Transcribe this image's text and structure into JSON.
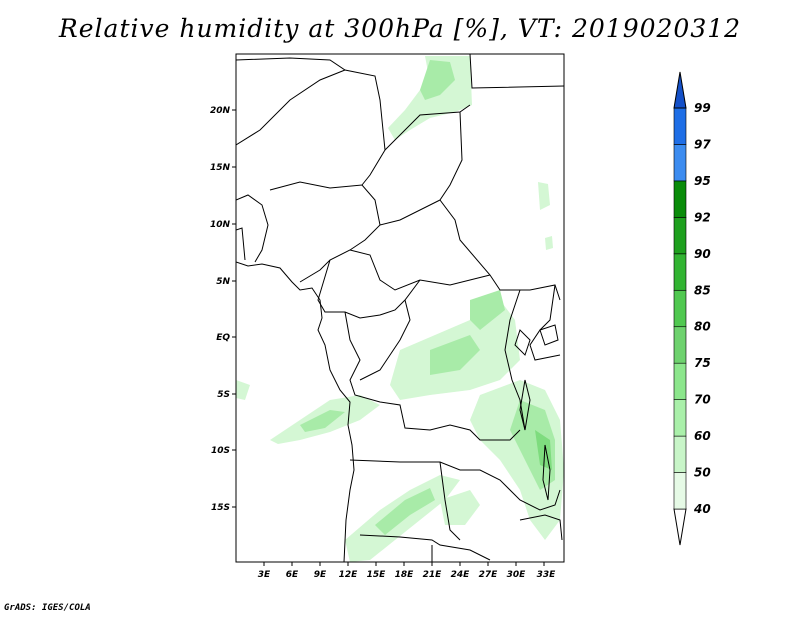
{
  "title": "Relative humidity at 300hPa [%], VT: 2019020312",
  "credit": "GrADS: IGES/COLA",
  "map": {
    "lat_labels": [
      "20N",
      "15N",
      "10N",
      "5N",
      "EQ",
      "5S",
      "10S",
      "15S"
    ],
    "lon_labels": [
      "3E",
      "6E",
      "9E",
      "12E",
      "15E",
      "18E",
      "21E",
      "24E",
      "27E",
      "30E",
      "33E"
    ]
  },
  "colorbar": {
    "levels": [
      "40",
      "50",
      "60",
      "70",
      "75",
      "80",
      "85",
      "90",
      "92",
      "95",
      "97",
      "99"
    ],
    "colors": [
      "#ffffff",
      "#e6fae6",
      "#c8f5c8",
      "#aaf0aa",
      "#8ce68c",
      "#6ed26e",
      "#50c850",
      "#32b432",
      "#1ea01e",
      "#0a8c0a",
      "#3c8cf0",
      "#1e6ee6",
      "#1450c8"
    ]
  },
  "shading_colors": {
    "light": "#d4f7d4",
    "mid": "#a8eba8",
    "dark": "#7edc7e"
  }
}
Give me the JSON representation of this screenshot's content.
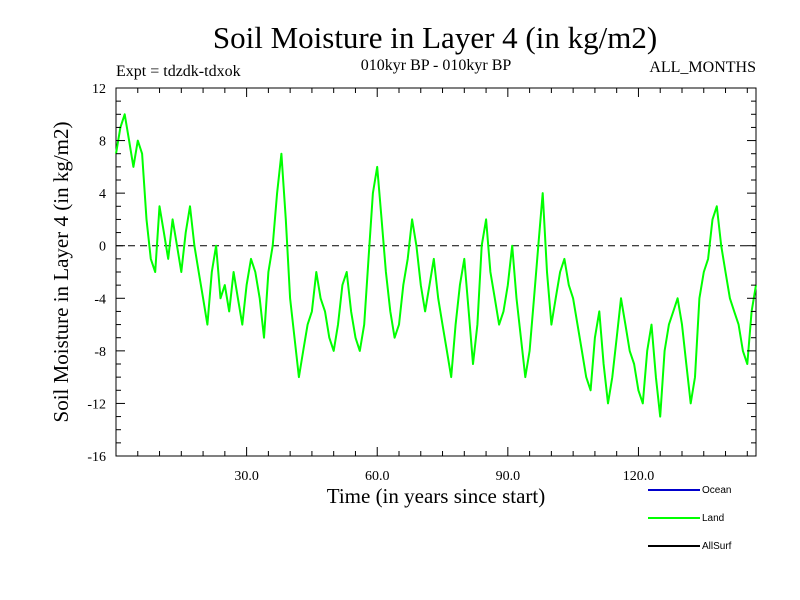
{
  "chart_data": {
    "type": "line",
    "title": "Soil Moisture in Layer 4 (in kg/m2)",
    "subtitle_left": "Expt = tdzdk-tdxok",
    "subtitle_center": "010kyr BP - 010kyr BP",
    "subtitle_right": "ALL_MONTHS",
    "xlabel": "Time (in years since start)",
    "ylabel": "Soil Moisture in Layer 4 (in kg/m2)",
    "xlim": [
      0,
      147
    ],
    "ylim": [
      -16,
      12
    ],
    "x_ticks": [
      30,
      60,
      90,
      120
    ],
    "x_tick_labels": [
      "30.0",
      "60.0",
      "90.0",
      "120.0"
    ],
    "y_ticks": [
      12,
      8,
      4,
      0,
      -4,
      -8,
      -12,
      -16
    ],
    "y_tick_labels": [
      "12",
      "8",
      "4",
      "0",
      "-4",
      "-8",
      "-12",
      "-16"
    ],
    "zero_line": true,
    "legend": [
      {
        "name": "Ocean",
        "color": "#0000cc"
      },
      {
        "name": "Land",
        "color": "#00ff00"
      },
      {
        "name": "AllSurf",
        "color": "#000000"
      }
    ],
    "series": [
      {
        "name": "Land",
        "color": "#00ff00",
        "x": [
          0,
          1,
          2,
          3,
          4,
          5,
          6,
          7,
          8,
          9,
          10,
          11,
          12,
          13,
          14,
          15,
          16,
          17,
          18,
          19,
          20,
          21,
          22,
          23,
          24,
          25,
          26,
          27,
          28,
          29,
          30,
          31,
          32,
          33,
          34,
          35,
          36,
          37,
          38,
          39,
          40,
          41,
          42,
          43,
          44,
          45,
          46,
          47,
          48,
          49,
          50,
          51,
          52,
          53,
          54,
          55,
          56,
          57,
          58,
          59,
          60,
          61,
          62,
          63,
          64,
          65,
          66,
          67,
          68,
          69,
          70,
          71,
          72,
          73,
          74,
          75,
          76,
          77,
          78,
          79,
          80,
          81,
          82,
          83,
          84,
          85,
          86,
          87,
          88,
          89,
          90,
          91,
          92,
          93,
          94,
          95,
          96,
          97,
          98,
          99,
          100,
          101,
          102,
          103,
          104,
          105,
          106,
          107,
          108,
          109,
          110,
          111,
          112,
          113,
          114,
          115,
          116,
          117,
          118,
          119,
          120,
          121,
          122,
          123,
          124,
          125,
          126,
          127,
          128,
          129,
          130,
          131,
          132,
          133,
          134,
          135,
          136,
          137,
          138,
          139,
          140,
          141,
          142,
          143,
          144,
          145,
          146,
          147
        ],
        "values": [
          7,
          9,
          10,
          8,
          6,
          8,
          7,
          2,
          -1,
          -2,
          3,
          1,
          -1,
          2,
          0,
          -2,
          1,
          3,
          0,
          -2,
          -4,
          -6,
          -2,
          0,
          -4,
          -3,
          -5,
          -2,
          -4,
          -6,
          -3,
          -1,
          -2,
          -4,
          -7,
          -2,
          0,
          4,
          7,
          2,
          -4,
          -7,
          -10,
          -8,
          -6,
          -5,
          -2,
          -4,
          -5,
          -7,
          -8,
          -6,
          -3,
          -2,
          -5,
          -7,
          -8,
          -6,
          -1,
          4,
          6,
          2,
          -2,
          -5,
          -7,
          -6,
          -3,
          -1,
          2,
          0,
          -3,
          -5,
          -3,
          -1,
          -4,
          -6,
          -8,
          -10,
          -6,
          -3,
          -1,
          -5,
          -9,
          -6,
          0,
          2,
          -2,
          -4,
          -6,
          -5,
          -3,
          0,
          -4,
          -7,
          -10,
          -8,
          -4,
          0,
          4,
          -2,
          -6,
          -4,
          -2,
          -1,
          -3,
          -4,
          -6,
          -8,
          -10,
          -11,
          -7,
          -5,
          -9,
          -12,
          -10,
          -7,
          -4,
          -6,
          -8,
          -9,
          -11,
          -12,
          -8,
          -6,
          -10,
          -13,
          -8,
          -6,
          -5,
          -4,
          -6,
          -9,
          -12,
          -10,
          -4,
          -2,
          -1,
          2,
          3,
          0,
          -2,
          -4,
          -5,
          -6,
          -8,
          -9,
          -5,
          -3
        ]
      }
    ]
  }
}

— Challenge —
Where a line contains "this", copy that line.

— Result —
Transcribe this image's text and structure into JSON.
Give me the JSON representation of this screenshot's content.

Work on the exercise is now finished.